--- begin Extracted entries ---

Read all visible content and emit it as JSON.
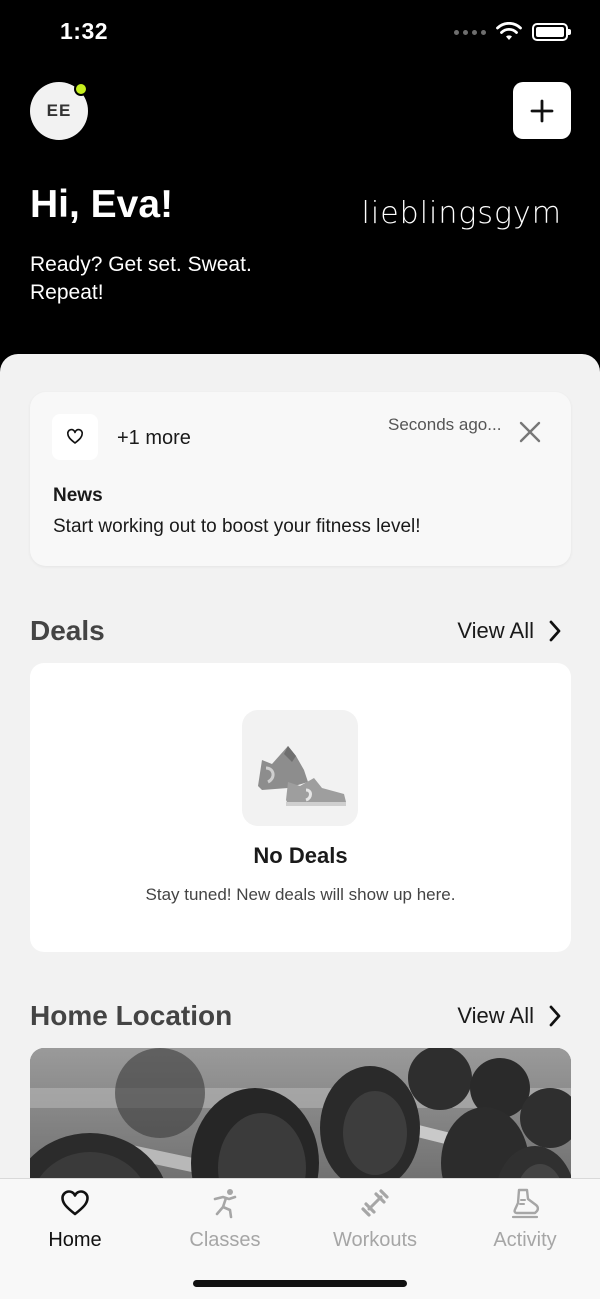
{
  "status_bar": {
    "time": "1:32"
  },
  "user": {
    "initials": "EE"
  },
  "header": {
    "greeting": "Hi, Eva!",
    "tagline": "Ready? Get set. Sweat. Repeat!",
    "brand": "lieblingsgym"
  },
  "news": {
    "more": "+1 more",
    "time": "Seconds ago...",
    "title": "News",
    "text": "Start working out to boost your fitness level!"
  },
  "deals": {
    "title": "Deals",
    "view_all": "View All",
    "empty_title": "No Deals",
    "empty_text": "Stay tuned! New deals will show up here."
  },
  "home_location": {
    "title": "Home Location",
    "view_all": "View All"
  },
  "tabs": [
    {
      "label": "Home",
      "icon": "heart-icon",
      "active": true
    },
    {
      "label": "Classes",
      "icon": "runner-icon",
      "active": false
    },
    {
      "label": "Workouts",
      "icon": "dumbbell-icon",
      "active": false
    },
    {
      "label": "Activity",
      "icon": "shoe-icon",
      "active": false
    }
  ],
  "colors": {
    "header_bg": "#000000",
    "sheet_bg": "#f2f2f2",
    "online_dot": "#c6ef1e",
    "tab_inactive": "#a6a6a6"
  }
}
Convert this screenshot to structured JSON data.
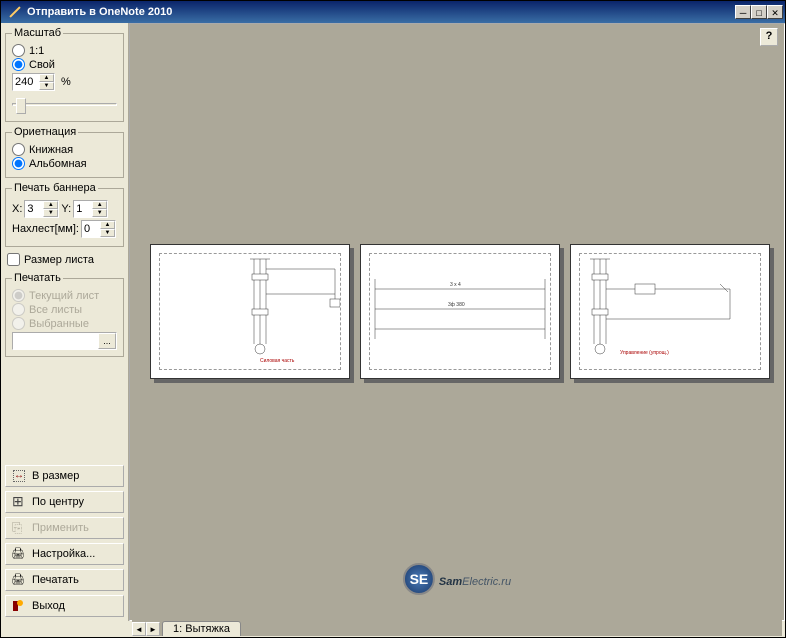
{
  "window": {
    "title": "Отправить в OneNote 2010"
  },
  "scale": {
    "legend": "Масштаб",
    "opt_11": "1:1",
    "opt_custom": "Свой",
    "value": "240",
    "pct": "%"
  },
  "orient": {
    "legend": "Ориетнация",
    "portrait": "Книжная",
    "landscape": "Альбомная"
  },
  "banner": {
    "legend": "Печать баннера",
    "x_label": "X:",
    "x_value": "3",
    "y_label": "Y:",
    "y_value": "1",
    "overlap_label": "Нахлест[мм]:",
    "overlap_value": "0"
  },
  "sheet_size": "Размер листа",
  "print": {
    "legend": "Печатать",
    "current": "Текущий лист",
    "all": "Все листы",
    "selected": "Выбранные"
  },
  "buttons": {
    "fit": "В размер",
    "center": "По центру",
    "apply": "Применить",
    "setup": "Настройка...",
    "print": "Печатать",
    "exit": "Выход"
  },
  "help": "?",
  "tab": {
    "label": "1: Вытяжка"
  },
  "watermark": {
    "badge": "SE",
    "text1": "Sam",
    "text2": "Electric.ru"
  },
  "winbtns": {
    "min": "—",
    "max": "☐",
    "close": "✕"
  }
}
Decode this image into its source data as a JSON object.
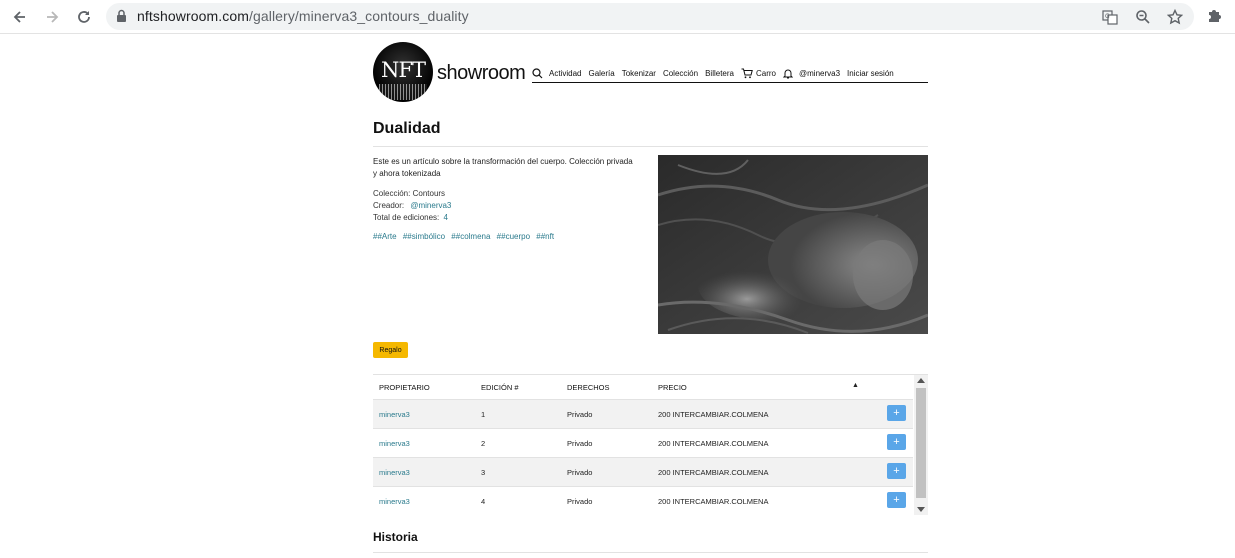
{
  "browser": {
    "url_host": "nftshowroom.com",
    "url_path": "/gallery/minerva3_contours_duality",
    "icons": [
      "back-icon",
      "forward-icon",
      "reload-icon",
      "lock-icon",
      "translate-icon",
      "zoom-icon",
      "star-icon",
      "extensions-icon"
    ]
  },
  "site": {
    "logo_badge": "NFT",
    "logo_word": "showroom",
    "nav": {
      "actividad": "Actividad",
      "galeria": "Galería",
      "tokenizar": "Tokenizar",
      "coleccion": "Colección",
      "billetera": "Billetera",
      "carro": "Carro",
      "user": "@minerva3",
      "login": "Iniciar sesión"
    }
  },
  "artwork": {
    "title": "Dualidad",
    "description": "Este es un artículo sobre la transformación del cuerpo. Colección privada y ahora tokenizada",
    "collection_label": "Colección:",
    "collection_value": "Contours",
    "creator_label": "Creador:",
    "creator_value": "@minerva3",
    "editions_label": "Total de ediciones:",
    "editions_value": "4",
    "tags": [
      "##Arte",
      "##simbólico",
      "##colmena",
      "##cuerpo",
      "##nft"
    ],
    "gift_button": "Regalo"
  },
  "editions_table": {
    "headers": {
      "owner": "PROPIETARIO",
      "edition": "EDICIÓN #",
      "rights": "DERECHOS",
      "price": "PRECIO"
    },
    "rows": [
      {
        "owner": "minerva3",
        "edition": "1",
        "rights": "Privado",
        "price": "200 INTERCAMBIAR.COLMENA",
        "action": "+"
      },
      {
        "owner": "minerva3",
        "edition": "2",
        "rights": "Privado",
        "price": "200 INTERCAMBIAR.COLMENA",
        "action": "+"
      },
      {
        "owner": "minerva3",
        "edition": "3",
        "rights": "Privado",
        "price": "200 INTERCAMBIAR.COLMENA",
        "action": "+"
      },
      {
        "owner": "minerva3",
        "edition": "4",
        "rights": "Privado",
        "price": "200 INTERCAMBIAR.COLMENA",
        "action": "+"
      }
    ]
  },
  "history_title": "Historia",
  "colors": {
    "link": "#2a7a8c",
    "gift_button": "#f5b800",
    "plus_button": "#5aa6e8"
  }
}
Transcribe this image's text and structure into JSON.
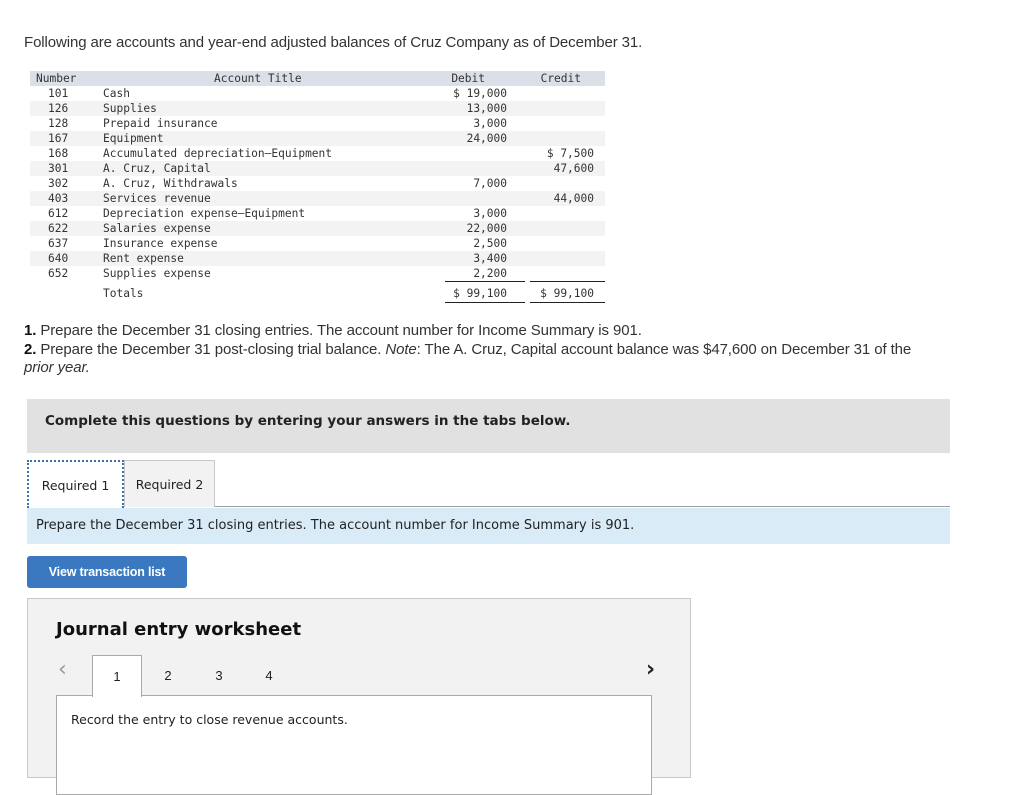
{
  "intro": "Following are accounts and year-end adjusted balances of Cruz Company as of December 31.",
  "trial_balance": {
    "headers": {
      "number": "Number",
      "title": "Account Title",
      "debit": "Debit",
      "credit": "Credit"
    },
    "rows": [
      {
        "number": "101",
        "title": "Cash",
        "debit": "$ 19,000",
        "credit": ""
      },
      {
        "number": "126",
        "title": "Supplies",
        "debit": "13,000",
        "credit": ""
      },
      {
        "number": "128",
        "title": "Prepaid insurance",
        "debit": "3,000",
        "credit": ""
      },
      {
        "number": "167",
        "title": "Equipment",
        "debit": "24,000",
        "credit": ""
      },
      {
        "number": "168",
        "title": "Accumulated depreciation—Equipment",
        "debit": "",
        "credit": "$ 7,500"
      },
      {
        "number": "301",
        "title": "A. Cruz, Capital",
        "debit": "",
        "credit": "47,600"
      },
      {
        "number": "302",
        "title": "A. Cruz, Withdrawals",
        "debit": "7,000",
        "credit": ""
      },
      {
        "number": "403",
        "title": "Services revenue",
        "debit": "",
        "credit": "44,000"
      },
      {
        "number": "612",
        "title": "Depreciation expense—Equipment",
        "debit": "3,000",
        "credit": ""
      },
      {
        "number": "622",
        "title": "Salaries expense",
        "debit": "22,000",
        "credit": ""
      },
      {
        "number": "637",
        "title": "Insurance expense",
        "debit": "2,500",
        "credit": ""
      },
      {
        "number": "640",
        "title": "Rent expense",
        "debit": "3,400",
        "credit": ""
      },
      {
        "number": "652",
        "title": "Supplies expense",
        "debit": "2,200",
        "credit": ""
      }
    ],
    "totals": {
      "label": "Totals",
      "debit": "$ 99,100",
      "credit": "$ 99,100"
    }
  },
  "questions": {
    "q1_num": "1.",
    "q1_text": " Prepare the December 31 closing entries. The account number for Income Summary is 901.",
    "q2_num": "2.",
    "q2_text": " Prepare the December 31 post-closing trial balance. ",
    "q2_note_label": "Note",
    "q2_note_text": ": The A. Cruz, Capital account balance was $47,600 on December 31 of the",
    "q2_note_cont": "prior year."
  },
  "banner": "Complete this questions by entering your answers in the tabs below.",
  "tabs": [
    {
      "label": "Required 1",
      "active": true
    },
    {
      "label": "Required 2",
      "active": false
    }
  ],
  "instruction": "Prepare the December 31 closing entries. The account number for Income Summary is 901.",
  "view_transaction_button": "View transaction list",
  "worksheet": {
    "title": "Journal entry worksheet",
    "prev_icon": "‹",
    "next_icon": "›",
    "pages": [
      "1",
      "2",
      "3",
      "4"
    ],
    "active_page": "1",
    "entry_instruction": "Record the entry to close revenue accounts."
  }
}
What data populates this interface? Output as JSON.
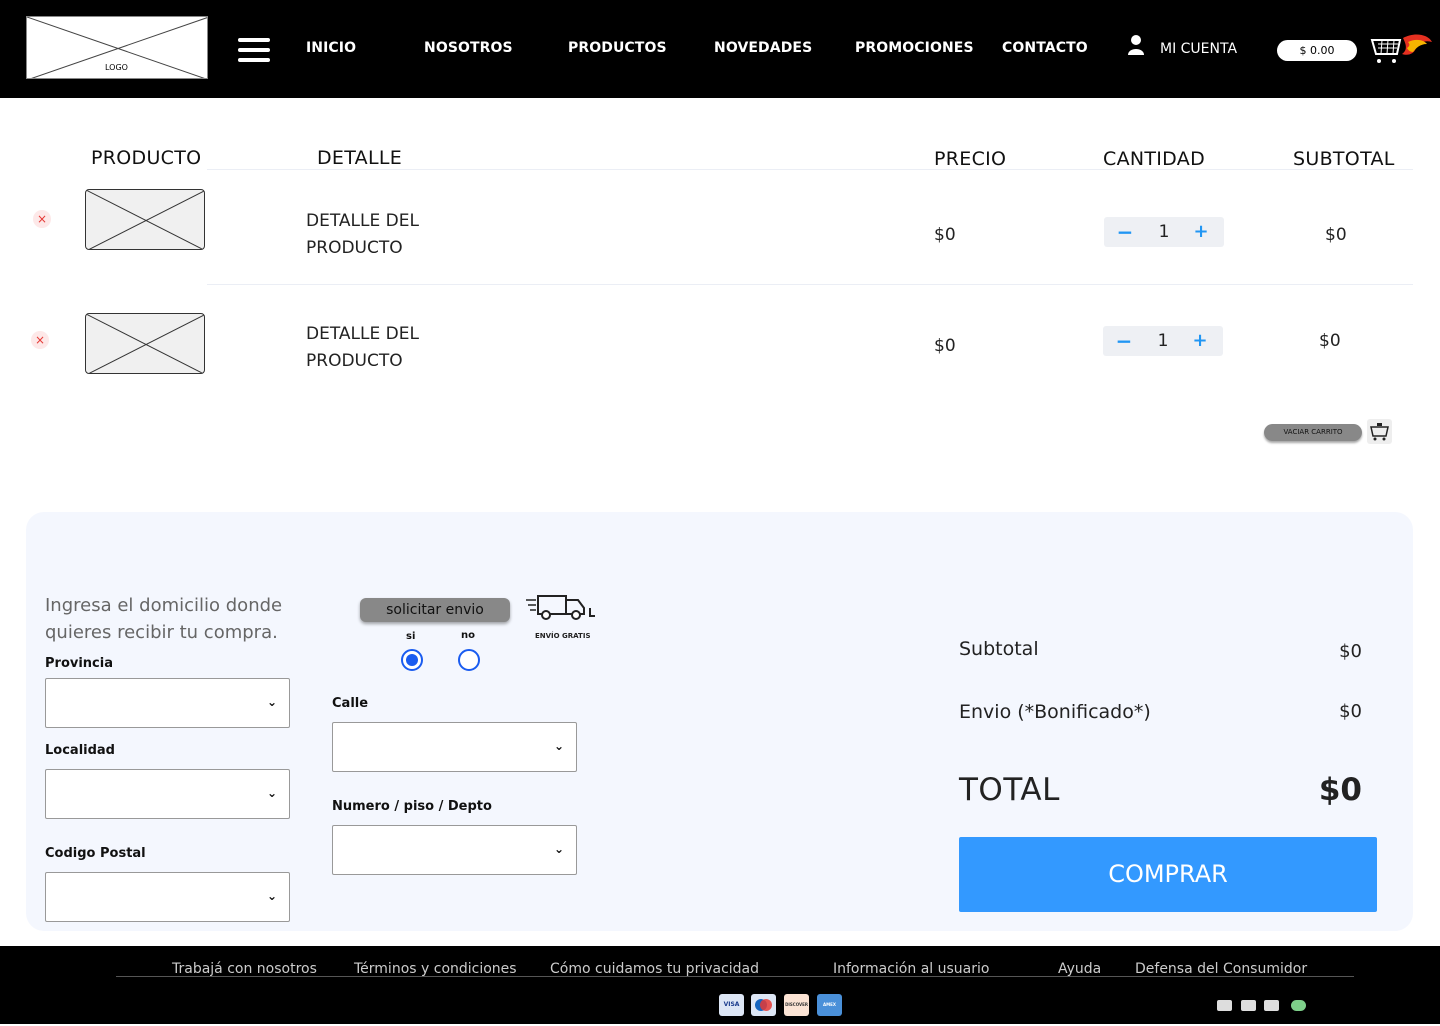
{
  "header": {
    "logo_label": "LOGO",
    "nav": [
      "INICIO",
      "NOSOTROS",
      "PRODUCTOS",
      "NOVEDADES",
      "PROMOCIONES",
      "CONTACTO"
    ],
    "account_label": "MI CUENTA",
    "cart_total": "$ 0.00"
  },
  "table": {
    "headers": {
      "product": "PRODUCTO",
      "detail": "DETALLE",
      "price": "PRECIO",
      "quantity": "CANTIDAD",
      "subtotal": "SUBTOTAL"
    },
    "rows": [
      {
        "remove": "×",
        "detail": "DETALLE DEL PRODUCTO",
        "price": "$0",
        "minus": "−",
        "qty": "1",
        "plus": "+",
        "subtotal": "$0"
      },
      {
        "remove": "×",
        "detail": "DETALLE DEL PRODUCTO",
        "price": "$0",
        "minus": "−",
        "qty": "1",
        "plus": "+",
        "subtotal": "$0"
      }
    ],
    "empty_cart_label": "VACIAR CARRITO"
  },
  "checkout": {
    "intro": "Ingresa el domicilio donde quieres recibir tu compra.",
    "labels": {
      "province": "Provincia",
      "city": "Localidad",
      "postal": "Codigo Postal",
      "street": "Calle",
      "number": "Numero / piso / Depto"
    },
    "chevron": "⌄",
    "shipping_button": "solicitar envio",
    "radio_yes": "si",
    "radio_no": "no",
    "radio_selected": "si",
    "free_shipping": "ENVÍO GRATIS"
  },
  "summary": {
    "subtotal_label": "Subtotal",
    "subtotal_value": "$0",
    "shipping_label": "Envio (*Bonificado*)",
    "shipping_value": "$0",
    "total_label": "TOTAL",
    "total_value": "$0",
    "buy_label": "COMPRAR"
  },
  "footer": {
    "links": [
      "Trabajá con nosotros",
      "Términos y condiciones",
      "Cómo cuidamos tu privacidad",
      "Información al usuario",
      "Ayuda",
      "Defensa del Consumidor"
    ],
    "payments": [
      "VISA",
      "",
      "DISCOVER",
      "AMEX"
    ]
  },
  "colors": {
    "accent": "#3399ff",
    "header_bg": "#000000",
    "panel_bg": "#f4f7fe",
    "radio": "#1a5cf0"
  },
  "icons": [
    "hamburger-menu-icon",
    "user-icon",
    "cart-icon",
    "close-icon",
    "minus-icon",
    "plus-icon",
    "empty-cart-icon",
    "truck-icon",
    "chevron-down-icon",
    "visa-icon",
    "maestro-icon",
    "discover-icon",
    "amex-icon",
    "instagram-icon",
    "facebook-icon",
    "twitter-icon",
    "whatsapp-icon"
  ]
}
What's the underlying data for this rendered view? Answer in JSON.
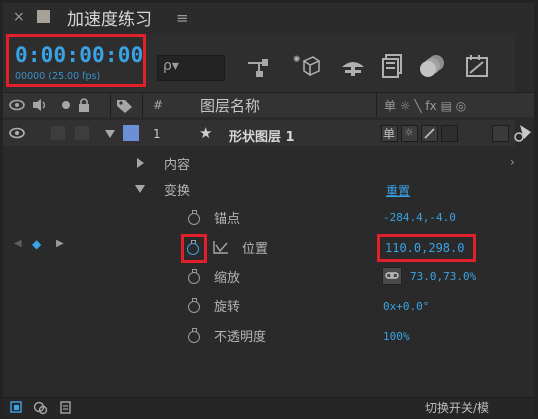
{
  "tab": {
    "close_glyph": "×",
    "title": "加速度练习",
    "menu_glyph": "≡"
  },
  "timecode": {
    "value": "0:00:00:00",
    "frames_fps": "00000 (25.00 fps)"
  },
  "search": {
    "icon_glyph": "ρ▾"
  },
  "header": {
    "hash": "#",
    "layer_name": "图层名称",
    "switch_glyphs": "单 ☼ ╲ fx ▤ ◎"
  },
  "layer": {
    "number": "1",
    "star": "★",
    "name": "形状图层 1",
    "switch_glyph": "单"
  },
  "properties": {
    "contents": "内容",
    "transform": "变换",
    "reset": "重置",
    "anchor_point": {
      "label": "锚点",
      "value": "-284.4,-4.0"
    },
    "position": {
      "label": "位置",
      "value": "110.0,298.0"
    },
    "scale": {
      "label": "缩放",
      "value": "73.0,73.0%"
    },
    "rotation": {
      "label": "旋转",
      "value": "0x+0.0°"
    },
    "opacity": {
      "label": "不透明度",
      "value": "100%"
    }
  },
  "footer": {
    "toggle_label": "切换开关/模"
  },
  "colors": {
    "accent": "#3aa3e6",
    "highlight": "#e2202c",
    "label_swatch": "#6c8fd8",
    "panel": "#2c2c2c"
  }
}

--- end Extracted entries ---

**Objective**
From the entries above, copy each line holding "Prepare".

**Task result**
    "q1_text": " Prepare the December 31 closing entries. The account number for Income Summary is 901.",
    "q2_text": " Prepare the December 31 post-closing trial balance. ",
  "instruction": "Prepare the December 31 closing entries. The account number for Income Summary is 901.",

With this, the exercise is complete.